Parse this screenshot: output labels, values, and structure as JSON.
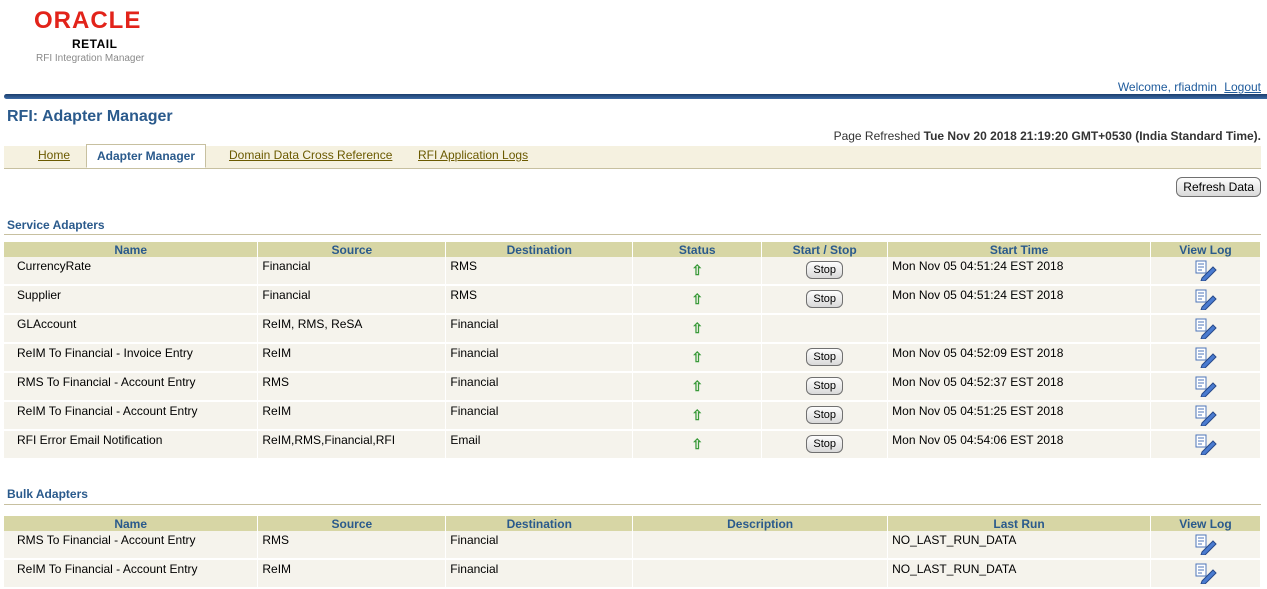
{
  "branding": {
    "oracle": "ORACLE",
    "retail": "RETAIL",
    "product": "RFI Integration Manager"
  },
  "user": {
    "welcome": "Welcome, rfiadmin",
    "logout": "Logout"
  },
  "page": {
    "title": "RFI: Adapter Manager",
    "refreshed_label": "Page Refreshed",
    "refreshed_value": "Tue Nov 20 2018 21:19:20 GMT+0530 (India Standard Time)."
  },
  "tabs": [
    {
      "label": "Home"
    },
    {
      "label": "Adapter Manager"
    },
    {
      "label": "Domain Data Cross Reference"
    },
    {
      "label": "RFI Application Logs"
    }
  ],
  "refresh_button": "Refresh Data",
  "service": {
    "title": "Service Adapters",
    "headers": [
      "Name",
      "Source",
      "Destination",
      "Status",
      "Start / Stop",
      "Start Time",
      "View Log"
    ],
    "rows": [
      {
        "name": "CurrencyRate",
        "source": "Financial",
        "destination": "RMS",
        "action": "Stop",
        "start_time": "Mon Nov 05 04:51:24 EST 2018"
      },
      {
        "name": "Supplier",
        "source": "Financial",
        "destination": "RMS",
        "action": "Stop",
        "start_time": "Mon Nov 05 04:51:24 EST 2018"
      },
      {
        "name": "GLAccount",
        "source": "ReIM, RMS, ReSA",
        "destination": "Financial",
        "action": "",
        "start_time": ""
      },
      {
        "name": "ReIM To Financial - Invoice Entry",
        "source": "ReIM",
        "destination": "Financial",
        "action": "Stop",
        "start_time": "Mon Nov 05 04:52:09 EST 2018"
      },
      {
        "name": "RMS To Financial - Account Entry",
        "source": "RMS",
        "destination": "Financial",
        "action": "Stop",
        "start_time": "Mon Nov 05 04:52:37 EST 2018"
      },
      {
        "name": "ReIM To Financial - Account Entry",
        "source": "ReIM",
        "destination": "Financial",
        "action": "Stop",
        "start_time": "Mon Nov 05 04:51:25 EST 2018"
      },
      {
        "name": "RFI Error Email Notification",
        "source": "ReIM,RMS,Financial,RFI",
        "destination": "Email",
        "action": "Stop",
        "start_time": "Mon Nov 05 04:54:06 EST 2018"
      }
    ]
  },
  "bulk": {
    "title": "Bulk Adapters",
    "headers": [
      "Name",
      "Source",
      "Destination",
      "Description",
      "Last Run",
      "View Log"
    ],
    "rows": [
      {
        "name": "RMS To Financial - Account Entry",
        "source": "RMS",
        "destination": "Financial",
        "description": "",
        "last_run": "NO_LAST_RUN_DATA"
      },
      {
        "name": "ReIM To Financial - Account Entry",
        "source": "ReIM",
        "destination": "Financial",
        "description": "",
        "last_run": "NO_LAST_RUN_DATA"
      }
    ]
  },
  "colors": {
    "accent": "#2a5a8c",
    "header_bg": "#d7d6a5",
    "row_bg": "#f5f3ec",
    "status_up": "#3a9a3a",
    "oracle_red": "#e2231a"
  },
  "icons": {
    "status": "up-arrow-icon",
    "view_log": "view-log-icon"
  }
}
+ + + +
_Set problem_
Copy each line of the preceding data that contains the string "Adapters".

_Task response_
    "title": "Service Adapters",
    "title": "Bulk Adapters",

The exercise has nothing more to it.